■ **THE REQUEST**:
Reproduce word for word the part of the comment on abstract painting and illustration that begins at the words "ReplyDeleteAs for me, I" and stops after "all the rest.".

■ **EXTRACT TO READ**:

ReplyDeleteAs for me, I do think that having a great big Adolph Gottlieb or Robert Motherwell on my wall would not just decorate my environment but color my my attitude toward the day-- which is an important role for art. Admittedly such a picture would not be great for prolonged and quiet study of layered subtleties, but I think they would act as a great big exclamation mark of inventive beauty. Furthermore, I think they can be conceptually interesting because, by reducing the elements of art to the subatomic particle level and then magnifying those to wall size, they invite rumination on the ontogeny of Titian, Sargent and all the rest.
Laurence John wrote: "Did all of this flat gestural mark-making / semi-abstraction / decorative energetic slashiness add anything to the point of the illustration other than surface excitement ?"
Well, I confess to kind of liking surface excitement-- when was it ever a fault for art to get the blood racing?-- so you may want to dismiss my reaction. But keep in mind, much of the reason for illustration is to serve as what Kev calls "clickbait" for the written word. The altarpiece in the Renaisssance church helps bring people in, just as the illustration in Cosmopolitan causes people to pause and start to read the story.

■ **DATASET RECORDS**:
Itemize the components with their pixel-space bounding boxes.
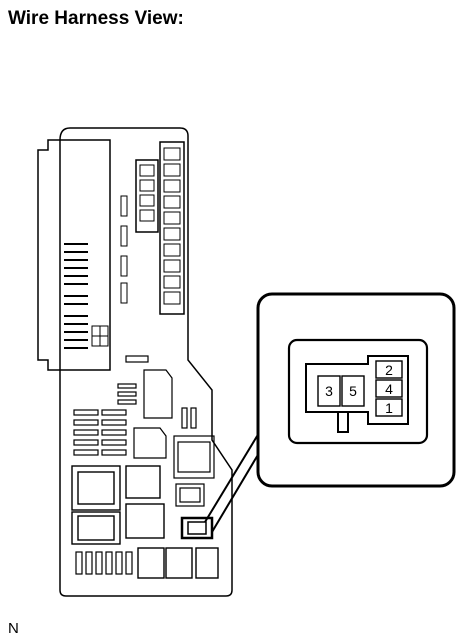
connector-pin-5 (341, 375, 365, 407)
page-title: Wire Harness View: (8, 8, 184, 29)
connector-face (305, 355, 409, 433)
small-fuse-column (135, 159, 159, 233)
leader-lines (204, 427, 263, 533)
connector-pin-4 (375, 379, 403, 398)
callout-box (256, 292, 456, 488)
target-connector-location (180, 516, 214, 540)
pin-label-4: 4 (385, 381, 393, 397)
left-connector-housing (37, 139, 111, 371)
pin-label-5: 5 (349, 383, 357, 399)
connector-pin-1 (375, 398, 403, 417)
connector-frame (287, 338, 429, 445)
pin-label-1: 1 (385, 400, 393, 416)
pin-label-2: 2 (385, 362, 393, 378)
connector-pin-3 (317, 375, 341, 407)
pin-label-3: 3 (325, 383, 333, 399)
figure-code: N (8, 620, 19, 637)
fuse-column (159, 141, 185, 315)
junction-block-outline (59, 127, 233, 597)
connector-pin-2 (375, 360, 403, 379)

■ **ANSWER TO THIS EXERCISE**:
ReplyDeleteAs for me, I do think that having a great big Adolph Gottlieb or Robert Motherwell on my wall would not just decorate my environment but color my my attitude toward the day-- which is an important role for art. Admittedly such a picture would not be great for prolonged and quiet study of layered subtleties, but I think they would act as a great big exclamation mark of inventive beauty. Furthermore, I think they can be conceptually interesting because, by reducing the elements of art to the subatomic particle level and then magnifying those to wall size, they invite rumination on the ontogeny of Titian, Sargent and all the rest.